> [Requirement]
Reply only with how many lines contain the word "لغير".

> [Data entries]
------------------------

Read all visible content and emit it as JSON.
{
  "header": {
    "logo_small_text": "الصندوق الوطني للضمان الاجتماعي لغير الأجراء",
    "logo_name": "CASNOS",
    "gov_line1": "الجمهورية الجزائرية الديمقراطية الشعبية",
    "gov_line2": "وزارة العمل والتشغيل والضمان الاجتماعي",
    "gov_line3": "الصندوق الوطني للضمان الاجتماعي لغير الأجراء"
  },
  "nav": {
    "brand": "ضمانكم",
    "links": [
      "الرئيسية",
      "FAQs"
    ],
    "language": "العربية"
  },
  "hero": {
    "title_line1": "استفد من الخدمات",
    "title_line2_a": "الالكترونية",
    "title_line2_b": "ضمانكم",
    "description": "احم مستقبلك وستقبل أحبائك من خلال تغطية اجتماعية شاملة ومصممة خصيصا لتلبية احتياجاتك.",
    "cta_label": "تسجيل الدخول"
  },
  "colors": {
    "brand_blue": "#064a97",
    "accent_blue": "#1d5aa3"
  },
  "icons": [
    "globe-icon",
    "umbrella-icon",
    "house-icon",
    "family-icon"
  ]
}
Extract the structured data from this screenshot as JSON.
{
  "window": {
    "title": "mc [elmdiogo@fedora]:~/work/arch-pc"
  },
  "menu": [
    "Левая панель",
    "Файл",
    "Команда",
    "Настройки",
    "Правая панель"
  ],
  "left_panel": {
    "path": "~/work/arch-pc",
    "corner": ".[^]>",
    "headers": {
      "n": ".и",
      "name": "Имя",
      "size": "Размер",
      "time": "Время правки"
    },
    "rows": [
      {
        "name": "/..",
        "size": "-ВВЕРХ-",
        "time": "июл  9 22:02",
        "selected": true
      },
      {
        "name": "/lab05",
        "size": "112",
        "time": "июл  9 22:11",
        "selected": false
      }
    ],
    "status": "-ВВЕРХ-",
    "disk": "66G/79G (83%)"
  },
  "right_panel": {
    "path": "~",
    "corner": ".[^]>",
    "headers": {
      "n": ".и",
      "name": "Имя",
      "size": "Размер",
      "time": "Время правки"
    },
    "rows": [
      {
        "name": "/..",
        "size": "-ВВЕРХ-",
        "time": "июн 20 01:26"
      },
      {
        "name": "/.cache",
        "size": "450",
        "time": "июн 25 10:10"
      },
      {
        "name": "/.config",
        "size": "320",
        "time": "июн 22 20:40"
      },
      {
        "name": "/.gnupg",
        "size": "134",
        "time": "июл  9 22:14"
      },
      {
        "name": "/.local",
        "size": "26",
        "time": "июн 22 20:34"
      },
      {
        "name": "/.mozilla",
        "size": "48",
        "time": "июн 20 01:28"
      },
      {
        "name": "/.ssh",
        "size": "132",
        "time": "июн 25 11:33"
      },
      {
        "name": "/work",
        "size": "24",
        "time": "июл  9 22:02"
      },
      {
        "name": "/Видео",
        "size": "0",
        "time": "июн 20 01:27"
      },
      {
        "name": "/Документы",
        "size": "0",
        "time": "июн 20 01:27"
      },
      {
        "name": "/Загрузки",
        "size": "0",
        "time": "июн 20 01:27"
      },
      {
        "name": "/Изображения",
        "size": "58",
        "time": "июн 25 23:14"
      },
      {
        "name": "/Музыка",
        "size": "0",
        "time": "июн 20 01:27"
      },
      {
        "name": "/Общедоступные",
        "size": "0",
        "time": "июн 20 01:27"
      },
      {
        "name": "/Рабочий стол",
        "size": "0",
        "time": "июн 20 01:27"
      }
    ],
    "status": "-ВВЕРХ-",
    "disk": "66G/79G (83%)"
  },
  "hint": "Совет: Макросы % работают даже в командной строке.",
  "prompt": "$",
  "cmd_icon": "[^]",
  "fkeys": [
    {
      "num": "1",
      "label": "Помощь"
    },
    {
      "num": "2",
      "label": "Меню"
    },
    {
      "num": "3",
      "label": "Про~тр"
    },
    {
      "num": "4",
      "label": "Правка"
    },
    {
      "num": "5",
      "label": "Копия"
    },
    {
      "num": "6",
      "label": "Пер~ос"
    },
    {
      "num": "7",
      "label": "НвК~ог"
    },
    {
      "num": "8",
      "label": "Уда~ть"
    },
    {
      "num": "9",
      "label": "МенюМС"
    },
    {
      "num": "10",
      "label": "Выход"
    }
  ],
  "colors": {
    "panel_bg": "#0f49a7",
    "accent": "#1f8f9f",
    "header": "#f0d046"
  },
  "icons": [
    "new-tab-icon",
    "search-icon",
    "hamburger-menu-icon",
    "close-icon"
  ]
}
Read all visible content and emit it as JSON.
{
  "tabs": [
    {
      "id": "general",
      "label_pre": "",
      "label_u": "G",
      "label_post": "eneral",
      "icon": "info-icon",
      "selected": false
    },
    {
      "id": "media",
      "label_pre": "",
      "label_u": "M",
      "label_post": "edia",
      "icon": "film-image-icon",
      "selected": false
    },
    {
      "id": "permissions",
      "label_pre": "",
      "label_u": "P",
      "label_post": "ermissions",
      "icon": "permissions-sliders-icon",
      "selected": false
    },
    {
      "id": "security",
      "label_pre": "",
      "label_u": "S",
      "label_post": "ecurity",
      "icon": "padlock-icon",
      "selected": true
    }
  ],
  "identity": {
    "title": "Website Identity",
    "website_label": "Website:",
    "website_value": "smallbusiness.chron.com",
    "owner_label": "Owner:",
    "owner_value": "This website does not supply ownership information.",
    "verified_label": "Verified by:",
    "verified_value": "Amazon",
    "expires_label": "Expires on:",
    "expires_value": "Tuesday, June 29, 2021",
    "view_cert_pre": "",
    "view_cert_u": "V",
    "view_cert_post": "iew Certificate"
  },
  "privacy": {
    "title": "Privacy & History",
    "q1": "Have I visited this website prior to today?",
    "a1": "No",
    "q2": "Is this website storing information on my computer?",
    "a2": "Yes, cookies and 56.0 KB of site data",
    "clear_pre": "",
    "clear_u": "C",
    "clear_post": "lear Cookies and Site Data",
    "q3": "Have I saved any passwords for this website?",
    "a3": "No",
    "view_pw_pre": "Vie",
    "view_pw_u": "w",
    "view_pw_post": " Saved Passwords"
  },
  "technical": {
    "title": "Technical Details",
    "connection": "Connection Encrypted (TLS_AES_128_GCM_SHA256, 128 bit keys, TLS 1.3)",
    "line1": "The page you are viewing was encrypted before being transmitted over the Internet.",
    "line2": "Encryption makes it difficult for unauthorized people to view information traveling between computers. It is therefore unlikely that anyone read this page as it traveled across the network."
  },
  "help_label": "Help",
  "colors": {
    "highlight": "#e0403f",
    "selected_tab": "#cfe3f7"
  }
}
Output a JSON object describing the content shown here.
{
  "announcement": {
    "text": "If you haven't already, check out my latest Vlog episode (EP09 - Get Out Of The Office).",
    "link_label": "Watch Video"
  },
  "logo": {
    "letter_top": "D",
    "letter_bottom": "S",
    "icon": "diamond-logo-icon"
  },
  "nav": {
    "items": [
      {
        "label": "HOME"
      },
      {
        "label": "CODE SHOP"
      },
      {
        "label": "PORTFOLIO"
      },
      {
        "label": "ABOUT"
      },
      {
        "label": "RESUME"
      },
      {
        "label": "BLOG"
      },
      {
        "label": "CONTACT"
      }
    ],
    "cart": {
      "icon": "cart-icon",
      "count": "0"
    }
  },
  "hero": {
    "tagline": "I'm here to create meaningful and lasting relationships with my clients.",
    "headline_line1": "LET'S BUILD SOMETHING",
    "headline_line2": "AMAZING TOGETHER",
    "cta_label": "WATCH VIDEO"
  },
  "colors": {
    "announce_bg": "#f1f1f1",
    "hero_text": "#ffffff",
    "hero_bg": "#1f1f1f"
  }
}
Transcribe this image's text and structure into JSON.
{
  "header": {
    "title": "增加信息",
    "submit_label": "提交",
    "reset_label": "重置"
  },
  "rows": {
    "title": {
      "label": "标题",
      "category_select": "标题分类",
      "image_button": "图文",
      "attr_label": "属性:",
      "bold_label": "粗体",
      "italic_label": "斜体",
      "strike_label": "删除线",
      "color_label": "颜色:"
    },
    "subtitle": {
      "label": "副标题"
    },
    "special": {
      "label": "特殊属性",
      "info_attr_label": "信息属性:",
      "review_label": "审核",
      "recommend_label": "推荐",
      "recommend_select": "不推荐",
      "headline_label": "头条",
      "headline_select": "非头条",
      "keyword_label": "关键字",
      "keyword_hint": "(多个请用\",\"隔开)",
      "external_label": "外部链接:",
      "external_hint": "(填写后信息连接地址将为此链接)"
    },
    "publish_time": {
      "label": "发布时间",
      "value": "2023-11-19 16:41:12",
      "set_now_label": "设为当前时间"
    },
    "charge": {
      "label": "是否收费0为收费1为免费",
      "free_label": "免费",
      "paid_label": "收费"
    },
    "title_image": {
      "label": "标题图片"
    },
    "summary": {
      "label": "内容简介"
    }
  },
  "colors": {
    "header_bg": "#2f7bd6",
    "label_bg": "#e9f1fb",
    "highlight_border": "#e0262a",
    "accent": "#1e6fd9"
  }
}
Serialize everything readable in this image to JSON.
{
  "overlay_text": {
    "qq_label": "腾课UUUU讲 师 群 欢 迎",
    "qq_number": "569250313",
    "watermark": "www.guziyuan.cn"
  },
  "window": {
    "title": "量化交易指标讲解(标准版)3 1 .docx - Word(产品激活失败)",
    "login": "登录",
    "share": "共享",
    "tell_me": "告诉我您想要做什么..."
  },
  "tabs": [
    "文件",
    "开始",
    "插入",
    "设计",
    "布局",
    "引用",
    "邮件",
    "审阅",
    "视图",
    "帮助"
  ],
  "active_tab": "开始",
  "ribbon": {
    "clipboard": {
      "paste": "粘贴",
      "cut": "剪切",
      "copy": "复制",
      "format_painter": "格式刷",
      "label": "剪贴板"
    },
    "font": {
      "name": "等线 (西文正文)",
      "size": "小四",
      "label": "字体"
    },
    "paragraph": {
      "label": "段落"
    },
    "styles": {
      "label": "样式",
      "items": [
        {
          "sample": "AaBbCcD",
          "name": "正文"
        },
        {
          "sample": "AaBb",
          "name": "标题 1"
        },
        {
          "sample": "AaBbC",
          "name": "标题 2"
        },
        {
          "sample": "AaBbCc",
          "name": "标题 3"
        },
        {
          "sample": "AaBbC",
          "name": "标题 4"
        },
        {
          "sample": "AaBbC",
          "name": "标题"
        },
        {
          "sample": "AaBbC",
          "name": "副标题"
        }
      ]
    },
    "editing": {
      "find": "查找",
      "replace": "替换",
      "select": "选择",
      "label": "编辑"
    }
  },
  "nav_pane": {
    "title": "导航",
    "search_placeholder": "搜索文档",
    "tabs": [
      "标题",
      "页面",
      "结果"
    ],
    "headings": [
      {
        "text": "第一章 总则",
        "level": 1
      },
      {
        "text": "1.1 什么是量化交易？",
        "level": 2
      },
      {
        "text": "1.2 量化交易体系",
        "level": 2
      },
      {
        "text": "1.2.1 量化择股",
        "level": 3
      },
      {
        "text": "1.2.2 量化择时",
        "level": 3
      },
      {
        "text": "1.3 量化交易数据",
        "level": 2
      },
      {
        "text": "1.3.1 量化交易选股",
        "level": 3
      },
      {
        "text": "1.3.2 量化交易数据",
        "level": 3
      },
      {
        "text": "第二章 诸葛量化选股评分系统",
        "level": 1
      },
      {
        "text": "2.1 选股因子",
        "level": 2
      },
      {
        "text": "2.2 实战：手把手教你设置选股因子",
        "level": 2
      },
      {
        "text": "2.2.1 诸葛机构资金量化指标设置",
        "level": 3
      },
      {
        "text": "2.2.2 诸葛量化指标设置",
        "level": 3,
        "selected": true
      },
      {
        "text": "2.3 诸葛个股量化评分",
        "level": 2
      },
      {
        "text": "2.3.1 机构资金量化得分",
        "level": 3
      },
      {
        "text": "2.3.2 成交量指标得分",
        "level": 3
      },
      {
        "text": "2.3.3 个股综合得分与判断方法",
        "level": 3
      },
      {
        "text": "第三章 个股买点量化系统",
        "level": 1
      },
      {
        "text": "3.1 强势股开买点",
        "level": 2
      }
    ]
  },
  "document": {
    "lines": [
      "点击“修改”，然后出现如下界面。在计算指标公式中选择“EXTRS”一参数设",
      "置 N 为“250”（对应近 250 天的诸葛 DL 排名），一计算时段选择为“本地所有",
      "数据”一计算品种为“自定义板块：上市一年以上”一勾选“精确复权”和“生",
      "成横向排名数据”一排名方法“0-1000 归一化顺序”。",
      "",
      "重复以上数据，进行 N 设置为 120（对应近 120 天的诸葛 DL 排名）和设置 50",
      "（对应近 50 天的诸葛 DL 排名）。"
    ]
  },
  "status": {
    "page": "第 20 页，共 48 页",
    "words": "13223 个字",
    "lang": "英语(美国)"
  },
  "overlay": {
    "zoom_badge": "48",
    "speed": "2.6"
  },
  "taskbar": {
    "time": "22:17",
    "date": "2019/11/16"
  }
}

------------------------

> [Response]
2